**What the task requires**
Look through the listing below and give the number of lines that hold "Output". Say nothing more.
__________
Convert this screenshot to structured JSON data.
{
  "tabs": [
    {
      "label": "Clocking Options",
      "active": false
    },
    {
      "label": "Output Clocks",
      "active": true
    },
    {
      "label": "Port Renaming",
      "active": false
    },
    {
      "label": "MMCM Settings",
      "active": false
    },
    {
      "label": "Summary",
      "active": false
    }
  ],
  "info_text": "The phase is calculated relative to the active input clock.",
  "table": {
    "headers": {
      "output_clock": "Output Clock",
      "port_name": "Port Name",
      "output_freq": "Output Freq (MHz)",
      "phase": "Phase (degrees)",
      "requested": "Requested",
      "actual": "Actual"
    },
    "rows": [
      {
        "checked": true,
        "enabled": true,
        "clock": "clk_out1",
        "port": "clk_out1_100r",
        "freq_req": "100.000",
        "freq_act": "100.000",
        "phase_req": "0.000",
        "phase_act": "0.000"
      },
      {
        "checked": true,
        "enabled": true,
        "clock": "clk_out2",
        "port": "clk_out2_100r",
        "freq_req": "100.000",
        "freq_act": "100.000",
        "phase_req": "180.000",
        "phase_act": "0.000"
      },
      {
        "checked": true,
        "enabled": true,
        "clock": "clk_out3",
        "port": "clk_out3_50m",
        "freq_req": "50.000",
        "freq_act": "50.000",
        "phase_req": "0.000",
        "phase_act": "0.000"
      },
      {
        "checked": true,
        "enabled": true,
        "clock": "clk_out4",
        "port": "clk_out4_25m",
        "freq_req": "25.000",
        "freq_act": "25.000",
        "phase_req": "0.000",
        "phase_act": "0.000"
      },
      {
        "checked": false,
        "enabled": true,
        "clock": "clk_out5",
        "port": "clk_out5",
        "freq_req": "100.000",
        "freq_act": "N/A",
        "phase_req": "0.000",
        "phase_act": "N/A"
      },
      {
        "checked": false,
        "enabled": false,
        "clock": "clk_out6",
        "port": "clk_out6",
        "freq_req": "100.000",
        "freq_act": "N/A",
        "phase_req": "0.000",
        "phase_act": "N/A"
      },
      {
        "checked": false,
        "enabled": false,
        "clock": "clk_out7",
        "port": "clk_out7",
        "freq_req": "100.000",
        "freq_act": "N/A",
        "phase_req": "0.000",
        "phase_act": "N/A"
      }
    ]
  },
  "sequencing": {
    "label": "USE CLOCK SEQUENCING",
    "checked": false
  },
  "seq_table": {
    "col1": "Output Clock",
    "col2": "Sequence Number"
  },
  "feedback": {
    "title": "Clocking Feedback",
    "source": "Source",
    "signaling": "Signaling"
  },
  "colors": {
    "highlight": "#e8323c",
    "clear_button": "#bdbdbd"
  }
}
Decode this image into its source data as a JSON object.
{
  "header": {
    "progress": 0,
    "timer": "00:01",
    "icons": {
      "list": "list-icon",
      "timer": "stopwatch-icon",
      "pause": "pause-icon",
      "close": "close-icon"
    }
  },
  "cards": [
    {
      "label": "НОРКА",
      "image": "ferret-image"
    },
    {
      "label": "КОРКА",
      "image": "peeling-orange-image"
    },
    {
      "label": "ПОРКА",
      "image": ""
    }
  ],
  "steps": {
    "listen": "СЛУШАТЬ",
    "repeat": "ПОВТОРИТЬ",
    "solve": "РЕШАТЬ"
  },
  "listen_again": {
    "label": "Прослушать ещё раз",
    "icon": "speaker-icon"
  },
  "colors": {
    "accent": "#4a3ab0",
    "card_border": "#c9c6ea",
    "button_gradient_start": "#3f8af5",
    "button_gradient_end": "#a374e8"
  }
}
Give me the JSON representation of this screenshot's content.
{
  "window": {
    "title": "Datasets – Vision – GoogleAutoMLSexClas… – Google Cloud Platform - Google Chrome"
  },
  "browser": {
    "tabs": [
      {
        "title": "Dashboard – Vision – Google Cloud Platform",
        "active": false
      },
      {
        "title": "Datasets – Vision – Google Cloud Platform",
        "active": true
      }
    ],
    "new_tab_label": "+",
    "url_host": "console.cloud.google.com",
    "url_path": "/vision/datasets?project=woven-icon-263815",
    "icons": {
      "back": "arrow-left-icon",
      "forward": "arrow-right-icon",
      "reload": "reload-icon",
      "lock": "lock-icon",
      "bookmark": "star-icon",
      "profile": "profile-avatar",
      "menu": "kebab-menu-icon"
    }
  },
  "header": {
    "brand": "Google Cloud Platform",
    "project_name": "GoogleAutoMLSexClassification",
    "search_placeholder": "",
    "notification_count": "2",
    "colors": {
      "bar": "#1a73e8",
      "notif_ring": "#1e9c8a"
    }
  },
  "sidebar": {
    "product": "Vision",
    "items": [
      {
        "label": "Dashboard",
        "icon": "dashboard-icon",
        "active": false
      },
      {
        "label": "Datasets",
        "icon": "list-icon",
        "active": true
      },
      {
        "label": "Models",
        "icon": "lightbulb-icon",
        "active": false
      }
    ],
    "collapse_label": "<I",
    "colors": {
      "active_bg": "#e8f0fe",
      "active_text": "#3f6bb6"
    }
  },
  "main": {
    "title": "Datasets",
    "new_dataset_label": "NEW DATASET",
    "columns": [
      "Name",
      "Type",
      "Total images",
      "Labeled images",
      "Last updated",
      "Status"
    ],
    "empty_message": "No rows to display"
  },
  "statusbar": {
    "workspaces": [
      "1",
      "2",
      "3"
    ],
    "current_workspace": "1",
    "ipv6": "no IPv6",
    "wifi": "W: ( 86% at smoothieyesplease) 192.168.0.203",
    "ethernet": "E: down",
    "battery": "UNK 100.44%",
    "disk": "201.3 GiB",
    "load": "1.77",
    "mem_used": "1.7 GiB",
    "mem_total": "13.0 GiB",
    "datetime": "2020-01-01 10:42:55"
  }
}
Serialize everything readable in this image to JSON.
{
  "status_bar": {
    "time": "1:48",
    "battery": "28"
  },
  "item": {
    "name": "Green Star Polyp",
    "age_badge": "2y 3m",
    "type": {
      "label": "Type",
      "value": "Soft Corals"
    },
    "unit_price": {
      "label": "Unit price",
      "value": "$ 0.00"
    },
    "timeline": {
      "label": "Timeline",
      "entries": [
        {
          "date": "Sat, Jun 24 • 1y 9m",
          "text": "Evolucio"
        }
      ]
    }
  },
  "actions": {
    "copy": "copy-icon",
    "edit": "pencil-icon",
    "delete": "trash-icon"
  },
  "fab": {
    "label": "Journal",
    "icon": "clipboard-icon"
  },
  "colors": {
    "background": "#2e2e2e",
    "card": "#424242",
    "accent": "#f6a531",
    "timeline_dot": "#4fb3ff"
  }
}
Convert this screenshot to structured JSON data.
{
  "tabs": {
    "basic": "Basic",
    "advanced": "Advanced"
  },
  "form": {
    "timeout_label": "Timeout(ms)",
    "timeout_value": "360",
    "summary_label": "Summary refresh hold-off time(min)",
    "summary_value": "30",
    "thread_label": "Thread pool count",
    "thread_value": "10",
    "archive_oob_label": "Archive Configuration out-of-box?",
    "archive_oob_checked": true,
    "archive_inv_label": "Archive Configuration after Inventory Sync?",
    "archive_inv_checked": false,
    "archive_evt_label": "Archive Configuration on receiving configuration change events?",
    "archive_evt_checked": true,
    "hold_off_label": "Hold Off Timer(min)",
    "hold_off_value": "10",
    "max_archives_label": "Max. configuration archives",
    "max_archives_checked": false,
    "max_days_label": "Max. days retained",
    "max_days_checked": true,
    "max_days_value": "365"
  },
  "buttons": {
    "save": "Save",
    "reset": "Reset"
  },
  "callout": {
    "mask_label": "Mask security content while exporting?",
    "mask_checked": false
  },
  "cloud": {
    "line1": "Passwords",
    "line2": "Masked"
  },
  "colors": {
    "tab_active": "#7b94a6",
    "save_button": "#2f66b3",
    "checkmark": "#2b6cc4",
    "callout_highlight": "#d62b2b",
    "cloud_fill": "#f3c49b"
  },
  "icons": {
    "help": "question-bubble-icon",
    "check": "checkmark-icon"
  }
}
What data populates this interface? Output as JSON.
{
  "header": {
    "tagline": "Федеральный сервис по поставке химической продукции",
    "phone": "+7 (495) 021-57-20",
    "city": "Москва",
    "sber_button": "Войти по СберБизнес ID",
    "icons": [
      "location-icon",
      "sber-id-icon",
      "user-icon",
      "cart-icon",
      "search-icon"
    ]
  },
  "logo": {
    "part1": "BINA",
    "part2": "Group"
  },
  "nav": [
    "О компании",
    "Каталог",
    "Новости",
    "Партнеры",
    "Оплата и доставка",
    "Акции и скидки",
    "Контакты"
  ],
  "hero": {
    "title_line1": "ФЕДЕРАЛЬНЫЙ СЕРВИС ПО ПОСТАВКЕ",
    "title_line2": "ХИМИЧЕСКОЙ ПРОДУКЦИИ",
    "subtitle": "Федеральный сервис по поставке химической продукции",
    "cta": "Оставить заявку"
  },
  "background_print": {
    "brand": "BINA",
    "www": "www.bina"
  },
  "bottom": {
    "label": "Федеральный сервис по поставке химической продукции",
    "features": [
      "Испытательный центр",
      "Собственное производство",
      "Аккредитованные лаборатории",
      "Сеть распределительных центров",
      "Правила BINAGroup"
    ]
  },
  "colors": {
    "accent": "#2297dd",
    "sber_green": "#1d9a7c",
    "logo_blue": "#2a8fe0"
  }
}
__________
**Response to the task**
5